Below are the records; copy each line in which "name" occurs.
------------------------------------------------------------
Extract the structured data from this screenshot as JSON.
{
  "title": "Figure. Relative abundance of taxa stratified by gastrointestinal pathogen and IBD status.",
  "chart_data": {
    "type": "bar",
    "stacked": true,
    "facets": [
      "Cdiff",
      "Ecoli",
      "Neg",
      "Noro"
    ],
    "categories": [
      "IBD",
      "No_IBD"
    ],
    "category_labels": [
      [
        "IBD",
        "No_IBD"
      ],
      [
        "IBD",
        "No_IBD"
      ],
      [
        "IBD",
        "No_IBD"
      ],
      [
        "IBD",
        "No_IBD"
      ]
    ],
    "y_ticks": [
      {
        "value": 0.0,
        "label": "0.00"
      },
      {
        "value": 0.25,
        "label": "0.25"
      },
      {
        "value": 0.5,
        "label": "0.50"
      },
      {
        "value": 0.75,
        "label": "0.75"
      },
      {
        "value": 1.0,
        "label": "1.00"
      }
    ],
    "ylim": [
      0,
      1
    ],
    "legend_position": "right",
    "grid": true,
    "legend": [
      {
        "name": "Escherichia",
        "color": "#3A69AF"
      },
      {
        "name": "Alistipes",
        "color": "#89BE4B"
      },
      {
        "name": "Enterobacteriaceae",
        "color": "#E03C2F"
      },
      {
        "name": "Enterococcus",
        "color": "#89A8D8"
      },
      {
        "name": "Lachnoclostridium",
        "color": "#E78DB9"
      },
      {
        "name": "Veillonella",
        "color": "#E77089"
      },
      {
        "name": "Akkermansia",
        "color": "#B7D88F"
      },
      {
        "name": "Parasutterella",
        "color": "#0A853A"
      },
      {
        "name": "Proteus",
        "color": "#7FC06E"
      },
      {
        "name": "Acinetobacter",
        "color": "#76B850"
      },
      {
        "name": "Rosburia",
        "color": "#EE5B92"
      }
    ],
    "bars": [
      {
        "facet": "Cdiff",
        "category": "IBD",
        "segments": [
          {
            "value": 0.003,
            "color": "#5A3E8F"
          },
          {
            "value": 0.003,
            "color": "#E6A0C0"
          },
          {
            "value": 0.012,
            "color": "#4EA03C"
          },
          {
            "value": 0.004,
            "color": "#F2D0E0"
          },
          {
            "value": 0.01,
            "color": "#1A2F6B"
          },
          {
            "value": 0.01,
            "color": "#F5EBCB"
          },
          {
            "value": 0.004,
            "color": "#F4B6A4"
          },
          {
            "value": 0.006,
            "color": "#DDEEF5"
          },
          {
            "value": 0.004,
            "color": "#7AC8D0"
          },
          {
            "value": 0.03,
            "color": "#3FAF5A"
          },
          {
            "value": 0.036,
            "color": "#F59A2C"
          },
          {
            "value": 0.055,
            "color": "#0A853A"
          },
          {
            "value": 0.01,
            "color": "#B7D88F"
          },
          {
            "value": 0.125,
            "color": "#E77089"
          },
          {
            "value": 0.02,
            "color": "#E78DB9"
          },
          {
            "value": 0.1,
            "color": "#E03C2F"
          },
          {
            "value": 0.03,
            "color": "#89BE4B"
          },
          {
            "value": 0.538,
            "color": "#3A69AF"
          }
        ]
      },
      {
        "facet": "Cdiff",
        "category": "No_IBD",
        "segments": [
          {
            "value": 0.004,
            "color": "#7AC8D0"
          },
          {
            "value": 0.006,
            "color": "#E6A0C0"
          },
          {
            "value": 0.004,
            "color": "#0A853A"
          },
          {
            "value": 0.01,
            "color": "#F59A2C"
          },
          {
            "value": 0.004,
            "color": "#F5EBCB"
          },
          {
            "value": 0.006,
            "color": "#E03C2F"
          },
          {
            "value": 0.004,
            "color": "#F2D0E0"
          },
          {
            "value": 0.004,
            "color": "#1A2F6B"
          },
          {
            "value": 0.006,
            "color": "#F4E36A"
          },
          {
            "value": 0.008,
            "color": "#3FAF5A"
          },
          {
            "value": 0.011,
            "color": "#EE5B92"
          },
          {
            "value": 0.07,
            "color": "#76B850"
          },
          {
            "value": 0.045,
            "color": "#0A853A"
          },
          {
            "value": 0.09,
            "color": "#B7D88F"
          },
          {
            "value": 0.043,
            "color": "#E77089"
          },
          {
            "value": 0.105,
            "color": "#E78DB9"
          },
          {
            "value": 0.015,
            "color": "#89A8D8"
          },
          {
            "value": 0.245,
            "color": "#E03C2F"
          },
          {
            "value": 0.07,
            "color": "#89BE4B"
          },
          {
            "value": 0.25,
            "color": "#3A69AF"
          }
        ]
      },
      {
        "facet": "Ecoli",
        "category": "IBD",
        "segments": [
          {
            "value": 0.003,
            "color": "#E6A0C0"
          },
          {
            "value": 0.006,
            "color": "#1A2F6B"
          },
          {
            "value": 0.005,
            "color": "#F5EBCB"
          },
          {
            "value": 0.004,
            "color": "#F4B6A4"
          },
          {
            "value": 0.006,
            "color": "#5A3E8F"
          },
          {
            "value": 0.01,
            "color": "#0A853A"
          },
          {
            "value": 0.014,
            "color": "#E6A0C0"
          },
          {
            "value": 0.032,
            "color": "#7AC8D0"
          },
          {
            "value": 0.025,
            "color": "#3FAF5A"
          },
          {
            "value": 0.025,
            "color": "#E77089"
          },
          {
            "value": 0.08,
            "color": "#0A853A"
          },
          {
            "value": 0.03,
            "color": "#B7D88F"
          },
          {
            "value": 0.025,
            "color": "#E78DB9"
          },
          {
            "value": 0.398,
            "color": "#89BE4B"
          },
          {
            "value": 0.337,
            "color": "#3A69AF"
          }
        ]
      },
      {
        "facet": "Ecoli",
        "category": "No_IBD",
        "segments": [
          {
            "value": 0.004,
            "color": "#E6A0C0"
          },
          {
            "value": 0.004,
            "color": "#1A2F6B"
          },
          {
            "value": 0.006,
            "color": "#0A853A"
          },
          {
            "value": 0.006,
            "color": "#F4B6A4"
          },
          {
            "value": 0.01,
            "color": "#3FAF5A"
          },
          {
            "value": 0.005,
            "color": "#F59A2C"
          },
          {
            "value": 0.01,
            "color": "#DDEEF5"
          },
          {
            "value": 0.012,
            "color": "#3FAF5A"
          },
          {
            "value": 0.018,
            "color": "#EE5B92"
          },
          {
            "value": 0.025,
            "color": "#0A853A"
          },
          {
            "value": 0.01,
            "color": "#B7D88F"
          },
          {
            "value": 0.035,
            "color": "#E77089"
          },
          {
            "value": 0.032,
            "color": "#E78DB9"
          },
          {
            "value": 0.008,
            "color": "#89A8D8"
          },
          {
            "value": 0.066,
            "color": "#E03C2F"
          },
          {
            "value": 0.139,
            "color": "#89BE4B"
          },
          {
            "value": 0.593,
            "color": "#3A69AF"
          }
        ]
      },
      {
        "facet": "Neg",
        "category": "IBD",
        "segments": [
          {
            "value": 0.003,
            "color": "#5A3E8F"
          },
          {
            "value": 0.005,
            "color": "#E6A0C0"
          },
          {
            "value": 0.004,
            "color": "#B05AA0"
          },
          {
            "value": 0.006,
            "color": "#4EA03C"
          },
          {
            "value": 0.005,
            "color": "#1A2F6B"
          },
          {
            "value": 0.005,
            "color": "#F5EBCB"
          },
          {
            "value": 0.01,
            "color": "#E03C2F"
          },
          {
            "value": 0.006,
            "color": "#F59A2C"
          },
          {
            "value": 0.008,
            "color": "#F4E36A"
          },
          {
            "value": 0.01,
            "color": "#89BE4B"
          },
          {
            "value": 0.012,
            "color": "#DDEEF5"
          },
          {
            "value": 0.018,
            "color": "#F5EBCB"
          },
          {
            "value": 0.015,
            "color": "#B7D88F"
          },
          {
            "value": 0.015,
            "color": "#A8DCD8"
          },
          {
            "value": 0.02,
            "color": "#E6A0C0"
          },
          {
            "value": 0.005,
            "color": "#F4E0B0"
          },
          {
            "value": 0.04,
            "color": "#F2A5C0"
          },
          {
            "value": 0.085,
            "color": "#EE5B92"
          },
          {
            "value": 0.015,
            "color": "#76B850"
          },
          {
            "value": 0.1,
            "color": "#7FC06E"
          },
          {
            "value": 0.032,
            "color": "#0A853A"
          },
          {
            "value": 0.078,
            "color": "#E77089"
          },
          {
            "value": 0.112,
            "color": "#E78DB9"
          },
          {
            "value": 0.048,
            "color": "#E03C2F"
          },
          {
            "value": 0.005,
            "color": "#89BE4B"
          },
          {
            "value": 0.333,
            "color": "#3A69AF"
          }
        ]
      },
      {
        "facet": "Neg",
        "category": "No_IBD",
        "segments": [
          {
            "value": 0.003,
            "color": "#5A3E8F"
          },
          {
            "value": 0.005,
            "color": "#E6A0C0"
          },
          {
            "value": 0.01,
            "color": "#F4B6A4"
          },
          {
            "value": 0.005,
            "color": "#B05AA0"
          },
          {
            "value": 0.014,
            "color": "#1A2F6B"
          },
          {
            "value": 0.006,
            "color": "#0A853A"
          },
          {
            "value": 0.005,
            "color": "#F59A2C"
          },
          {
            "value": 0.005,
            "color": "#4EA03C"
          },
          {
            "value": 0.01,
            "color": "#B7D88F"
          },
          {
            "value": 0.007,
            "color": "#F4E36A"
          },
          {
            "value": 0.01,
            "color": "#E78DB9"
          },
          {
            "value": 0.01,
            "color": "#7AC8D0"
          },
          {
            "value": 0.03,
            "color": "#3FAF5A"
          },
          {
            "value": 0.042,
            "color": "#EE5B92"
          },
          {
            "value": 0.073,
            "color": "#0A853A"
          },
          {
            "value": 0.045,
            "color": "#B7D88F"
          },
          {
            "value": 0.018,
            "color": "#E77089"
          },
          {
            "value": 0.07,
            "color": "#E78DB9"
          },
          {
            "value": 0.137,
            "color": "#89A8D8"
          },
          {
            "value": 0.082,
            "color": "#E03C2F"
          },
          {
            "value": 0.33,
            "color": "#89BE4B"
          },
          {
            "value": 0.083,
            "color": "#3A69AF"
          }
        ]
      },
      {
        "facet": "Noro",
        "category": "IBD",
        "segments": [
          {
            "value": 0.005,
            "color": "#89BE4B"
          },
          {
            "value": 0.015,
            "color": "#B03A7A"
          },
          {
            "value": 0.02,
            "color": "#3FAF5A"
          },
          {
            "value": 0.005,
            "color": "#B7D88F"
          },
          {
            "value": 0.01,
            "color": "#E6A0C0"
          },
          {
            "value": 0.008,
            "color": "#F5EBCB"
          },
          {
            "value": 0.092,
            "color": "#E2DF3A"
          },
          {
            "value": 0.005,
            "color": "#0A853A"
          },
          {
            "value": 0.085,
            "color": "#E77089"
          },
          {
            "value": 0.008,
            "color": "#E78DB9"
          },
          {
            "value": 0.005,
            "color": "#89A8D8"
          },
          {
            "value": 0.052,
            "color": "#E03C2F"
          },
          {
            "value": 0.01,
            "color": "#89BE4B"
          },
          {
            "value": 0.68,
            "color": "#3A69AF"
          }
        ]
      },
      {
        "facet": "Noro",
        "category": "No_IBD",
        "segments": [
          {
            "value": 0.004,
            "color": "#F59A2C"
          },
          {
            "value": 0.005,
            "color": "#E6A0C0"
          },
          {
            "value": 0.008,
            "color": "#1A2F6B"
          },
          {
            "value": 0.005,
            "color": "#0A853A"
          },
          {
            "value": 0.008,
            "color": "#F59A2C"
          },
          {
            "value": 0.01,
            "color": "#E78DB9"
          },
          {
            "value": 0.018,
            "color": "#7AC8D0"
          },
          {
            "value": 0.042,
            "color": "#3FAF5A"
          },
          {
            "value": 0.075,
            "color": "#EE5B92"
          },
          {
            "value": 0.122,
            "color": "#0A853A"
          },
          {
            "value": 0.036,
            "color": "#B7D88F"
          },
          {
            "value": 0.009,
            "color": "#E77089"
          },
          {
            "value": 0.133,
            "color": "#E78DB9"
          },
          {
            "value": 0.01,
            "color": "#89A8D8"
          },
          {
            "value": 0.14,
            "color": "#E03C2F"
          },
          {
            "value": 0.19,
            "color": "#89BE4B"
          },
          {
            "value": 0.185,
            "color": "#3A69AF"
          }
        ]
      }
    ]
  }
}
------------------------------------------------------------
Result for this task
        "name": "Escherichia",
        "name": "Alistipes",
        "name": "Enterobacteriaceae",
        "name": "Enterococcus",
        "name": "Lachnoclostridium",
        "name": "Veillonella",
        "name": "Akkermansia",
        "name": "Parasutterella",
        "name": "Proteus",
        "name": "Acinetobacter",
        "name": "Rosburia",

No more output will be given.